• **REQUIRED TASK**
Lines that include the word "misma" are the ones to copy.

──────────────────────────────

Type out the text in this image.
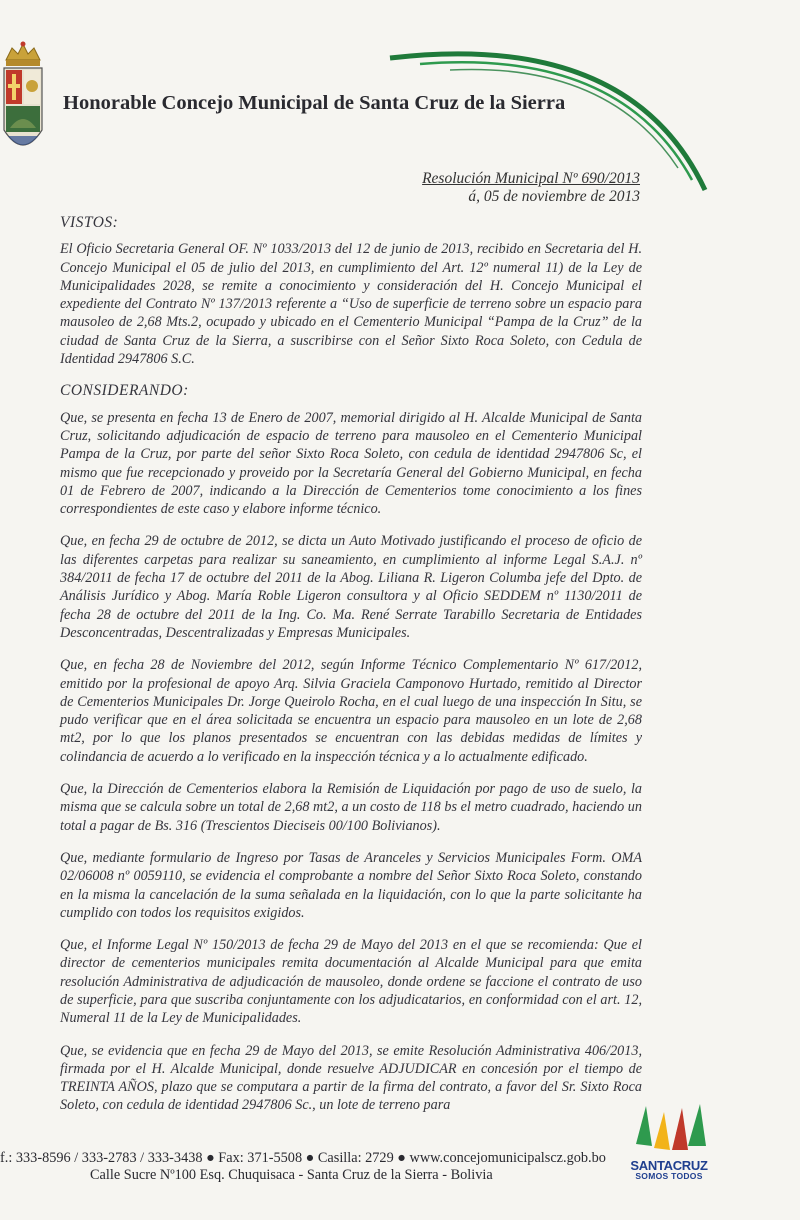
Honorable Concejo Municipal de Santa Cruz de la Sierra
Resolución Municipal Nº 690/2013
á, 05 de noviembre de 2013
VISTOS:

El Oficio Secretaria General OF. Nº 1033/2013 del 12 de junio de 2013, recibido en Secretaria del H. Concejo Municipal el 05 de julio del 2013, en cumplimiento del Art. 12º numeral 11) de la Ley de Municipalidades 2028, se remite a conocimiento y consideración del H. Concejo Municipal el expediente del Contrato Nº 137/2013 referente a “Uso de superficie de terreno sobre un espacio para mausoleo de 2,68 Mts.2, ocupado y ubicado en el Cementerio Municipal “Pampa de la Cruz” de la ciudad de Santa Cruz de la Sierra, a suscribirse con el Señor Sixto Roca Soleto, con Cedula de Identidad 2947806 S.C.

CONSIDERANDO:

Que, se presenta en fecha 13 de Enero de 2007, memorial dirigido al H. Alcalde Municipal de Santa Cruz, solicitando adjudicación de espacio de terreno para mausoleo en el Cementerio Municipal Pampa de la Cruz, por parte del señor Sixto Roca Soleto, con cedula de identidad 2947806 Sc, el mismo que fue recepcionado y proveido por la Secretaría General del Gobierno Municipal, en fecha 01 de Febrero de 2007, indicando a la Dirección de Cementerios tome conocimiento a los fines correspondientes de este caso y elabore informe técnico.

Que, en fecha 29 de octubre de 2012, se dicta un Auto Motivado justificando el proceso de oficio de las diferentes carpetas para realizar su saneamiento, en cumplimiento al informe Legal S.A.J. nº 384/2011 de fecha 17 de octubre del 2011 de la Abog. Liliana R. Ligeron Columba jefe del Dpto. de Análisis Jurídico y Abog. María Roble Ligeron consultora y al Oficio SEDDEM nº 1130/2011 de fecha 28 de octubre del 2011 de la Ing. Co. Ma. René Serrate Tarabillo Secretaria de Entidades Desconcentradas, Descentralizadas y Empresas Municipales.

Que, en fecha 28 de Noviembre del 2012, según Informe Técnico Complementario Nº 617/2012, emitido por la profesional de apoyo Arq. Silvia Graciela Camponovo Hurtado, remitido al Director de Cementerios Municipales Dr. Jorge Queirolo Rocha, en el cual luego de una inspección In Situ, se pudo verificar que en el área solicitada se encuentra un espacio para mausoleo en un lote de 2,68 mt2, por lo que los planos presentados se encuentran con las debidas medidas de límites y colindancia de acuerdo a lo verificado en la inspección técnica y a lo actualmente edificado.

Que, la Dirección de Cementerios elabora la Remisión de Liquidación por pago de uso de suelo, la misma que se calcula sobre un total de 2,68 mt2, a un costo de 118 bs el metro cuadrado, haciendo un total a pagar de Bs. 316 (Trescientos Dieciseis 00/100 Bolivianos).

Que, mediante formulario de Ingreso por Tasas de Aranceles y Servicios Municipales Form. OMA 02/06008 nº 0059110, se evidencia el comprobante a nombre del Señor Sixto Roca Soleto, constando en la misma la cancelación de la suma señalada en la liquidación, con lo que la parte solicitante ha cumplido con todos los requisitos exigidos.

Que, el Informe Legal Nº 150/2013 de fecha 29 de Mayo del 2013 en el que se recomienda: Que el director de cementerios municipales remita documentación al Alcalde Municipal para que emita resolución Administrativa de adjudicación de mausoleo, donde ordene se faccione el contrato de uso de superficie, para que suscriba conjuntamente con los adjudicatarios, en conformidad con el art. 12, Numeral 11 de la Ley de Municipalidades.

Que, se evidencia que en fecha 29 de Mayo del 2013, se emite Resolución Administrativa 406/2013, firmada por el H. Alcalde Municipal, donde resuelve ADJUDICAR en concesión por el tiempo de TREINTA AÑOS, plazo que se computara a partir de la firma del contrato, a favor del Sr. Sixto Roca Soleto, con cedula de identidad 2947806 Sc., un lote de terreno para

f.: 333-8596 / 333-2783 / 333-3438 ● Fax: 371-5508 ● Casilla: 2729 ● www.concejomunicipalscz.gob.bo
Calle Sucre Nº100 Esq. Chuquisaca - Santa Cruz de la Sierra - Bolivia
SANTACRUZ
SOMOS TODOS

──────────────────────────────

• **SOLUTION TO THE PROBLEM**
Que, la Dirección de Cementerios elabora la Remisión de Liquidación por pago de uso de suelo, la misma que se calcula sobre un total de 2,68 mt2, a un costo de 118 bs el metro cuadrado, haciendo un total a pagar de Bs. 316 (Trescientos Dieciseis 00/100 Bolivianos).
Que, mediante formulario de Ingreso por Tasas de Aranceles y Servicios Municipales Form. OMA 02/06008 nº 0059110, se evidencia el comprobante a nombre del Señor Sixto Roca Soleto, constando en la misma la cancelación de la suma señalada en la liquidación, con lo que la parte solicitante ha cumplido con todos los requisitos exigidos.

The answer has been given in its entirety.